++++ Material to process ++++
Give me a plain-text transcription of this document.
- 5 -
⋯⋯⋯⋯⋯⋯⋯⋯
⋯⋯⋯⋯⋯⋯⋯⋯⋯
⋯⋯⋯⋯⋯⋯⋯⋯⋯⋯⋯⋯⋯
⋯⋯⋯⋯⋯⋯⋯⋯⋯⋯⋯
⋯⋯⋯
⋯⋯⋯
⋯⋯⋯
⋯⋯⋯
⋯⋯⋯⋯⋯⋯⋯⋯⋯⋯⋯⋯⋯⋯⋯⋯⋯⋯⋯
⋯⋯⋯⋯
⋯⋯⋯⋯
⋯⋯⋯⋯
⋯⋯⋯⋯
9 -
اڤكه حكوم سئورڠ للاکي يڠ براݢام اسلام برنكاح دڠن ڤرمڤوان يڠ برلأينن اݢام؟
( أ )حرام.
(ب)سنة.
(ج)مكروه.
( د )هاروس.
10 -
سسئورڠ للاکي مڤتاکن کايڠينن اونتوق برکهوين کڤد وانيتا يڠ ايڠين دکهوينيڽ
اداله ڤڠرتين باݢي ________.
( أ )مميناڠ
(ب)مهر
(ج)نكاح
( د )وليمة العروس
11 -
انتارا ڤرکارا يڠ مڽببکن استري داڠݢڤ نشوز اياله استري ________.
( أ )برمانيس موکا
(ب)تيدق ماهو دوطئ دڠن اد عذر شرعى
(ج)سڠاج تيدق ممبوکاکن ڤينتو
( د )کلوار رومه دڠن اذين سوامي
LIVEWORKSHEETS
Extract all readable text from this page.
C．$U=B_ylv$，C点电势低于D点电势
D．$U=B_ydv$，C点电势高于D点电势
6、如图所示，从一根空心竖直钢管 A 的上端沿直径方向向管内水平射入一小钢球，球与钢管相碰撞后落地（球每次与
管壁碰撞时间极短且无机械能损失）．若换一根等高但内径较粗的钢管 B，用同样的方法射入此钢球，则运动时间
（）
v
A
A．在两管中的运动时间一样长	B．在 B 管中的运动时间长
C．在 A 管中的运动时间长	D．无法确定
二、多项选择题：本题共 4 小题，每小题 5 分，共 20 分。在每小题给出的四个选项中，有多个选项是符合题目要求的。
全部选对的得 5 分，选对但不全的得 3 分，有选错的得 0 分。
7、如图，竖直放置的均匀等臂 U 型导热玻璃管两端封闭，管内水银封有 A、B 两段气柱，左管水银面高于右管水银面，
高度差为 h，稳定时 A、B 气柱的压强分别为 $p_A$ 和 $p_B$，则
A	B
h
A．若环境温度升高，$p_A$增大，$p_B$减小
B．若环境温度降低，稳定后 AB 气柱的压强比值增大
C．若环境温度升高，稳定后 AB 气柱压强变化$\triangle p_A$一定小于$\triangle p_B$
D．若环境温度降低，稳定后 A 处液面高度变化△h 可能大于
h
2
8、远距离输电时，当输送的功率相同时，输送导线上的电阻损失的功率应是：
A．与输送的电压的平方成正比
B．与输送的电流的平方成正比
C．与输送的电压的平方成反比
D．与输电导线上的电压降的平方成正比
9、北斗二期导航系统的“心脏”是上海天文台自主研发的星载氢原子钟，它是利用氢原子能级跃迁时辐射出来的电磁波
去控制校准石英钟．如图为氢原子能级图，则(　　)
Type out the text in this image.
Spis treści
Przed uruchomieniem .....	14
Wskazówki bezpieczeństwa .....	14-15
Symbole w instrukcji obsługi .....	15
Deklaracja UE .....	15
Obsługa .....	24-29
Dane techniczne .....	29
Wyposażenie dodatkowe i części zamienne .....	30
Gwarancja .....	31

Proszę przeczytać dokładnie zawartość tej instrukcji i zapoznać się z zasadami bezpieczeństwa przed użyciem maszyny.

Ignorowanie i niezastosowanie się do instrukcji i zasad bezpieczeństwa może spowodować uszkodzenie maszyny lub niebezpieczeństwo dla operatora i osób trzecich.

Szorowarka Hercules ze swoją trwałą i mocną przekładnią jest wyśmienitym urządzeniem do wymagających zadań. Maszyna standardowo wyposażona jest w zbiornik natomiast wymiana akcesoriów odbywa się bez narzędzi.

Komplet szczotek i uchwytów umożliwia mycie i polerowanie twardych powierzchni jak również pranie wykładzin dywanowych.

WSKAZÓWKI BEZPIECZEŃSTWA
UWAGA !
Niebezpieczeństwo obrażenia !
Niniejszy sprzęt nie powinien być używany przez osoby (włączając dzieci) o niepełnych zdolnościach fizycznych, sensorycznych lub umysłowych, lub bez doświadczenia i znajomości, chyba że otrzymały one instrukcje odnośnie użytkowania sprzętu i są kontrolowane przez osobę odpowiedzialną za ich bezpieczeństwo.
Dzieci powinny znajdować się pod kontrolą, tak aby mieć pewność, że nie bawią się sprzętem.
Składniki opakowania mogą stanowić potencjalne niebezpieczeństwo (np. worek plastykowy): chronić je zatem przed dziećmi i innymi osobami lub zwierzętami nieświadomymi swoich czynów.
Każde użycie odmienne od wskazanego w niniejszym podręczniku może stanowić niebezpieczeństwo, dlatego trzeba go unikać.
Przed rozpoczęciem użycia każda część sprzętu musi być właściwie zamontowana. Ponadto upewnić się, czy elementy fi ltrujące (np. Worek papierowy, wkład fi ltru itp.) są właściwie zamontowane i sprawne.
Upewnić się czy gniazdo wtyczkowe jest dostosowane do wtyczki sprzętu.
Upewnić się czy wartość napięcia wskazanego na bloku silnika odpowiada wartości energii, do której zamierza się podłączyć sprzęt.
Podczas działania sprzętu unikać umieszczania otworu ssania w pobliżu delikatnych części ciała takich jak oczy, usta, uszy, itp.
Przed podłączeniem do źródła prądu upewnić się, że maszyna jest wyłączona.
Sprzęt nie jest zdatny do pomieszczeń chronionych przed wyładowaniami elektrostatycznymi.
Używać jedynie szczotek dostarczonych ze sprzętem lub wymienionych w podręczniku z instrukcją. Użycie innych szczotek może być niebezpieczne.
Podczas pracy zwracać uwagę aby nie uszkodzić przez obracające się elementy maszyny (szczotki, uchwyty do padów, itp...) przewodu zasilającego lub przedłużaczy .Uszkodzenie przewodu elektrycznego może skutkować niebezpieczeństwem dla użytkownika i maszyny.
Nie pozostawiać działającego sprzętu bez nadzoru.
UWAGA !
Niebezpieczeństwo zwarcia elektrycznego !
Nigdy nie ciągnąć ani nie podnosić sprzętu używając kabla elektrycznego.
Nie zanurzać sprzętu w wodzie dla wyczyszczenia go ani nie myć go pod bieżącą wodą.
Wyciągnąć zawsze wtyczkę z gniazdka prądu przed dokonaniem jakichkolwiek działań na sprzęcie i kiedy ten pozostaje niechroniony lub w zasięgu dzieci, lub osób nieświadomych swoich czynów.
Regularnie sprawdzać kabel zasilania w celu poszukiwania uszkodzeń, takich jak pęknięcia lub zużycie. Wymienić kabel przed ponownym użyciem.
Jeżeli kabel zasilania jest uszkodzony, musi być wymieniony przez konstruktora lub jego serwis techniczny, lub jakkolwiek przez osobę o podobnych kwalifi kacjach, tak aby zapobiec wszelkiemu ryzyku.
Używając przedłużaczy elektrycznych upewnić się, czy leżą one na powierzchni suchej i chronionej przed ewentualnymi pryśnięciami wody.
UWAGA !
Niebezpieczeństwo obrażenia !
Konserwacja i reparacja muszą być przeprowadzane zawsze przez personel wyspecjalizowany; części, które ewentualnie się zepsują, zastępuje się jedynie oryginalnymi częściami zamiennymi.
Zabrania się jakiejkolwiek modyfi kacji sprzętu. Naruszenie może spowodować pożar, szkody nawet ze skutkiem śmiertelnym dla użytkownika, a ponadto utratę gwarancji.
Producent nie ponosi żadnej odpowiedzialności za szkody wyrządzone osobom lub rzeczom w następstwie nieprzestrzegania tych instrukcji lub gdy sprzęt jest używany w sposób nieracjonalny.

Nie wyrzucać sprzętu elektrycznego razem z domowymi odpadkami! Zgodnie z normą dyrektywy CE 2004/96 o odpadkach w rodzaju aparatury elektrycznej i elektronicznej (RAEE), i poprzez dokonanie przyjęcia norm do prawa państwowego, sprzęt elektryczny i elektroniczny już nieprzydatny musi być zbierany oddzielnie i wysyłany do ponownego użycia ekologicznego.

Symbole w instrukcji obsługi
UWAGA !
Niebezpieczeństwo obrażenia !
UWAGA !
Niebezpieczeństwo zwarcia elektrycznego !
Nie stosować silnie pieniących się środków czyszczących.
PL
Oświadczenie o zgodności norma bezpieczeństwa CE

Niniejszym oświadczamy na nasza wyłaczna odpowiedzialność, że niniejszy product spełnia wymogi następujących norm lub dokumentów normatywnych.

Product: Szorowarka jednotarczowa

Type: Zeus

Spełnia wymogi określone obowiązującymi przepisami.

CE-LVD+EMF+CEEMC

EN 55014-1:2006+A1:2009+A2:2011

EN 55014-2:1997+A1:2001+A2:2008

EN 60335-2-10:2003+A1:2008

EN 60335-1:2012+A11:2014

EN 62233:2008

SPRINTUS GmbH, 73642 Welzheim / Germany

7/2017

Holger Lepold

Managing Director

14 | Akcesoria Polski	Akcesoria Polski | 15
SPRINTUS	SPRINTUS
++++
_Task instructions:_ From the records, copy every line that has the string "若环境温度降低" in it.

_Written reply:_
B．若环境温度降低，稳定后 AB 气柱的压强比值增大
D．若环境温度降低，稳定后 A 处液面高度变化△h 可能大于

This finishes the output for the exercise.